Figure collection entries
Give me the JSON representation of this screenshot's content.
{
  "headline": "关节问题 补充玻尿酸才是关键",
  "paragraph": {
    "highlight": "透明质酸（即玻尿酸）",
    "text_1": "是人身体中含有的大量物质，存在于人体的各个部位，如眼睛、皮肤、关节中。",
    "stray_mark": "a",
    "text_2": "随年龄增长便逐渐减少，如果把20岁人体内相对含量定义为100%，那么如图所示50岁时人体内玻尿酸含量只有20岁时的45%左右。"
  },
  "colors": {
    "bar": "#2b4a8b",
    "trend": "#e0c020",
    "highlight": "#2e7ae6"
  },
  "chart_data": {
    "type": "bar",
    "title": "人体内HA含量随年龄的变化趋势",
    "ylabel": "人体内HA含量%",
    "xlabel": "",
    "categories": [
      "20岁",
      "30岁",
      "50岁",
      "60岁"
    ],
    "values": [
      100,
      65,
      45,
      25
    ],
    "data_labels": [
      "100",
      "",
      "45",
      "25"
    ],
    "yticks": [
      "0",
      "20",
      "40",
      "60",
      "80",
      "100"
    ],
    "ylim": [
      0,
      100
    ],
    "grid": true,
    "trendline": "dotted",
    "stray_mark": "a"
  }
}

==

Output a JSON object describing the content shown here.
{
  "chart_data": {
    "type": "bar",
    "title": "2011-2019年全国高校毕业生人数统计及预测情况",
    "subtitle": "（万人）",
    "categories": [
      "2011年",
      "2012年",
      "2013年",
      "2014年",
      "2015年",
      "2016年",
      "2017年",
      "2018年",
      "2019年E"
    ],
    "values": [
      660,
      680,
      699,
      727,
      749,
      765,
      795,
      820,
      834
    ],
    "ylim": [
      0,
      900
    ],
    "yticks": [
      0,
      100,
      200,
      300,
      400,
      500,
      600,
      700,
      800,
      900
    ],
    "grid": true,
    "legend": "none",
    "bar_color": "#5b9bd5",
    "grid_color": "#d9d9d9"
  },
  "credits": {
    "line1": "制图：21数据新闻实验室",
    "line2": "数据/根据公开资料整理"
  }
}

==

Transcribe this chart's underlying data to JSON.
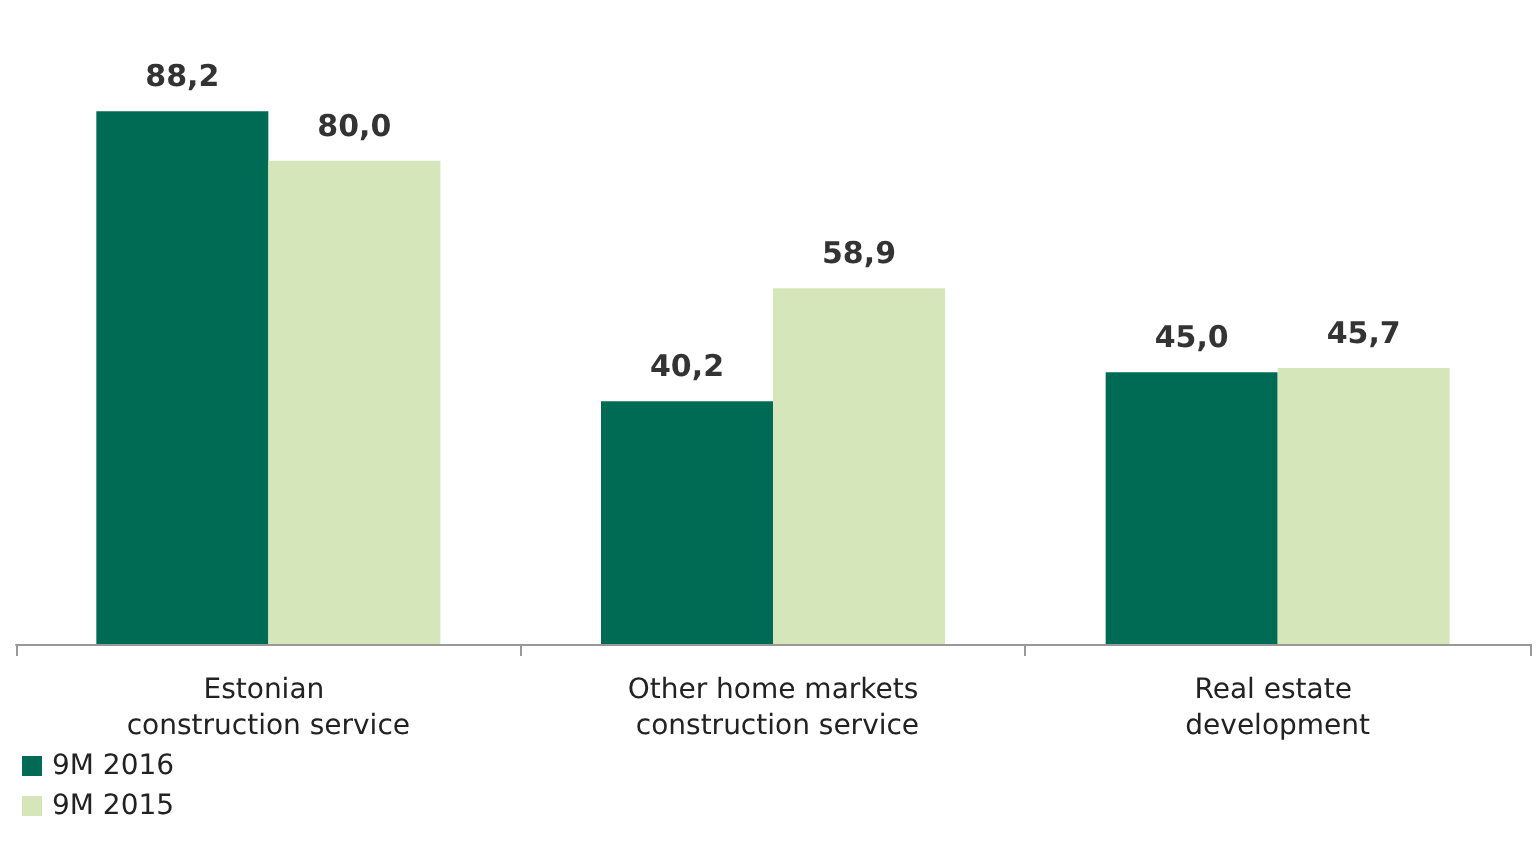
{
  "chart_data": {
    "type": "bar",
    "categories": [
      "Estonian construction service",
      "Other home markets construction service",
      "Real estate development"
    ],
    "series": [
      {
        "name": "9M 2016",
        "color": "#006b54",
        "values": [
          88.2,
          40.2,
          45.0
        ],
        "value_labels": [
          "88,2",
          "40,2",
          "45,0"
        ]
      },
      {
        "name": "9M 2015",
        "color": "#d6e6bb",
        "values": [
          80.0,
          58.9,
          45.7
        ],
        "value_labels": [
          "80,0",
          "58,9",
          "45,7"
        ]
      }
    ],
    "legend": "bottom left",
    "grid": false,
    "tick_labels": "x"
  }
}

▸ What to produce
For the listing above, give the number of lines in which the string "service" occurs, and nothing else.

▸ Result of this task
2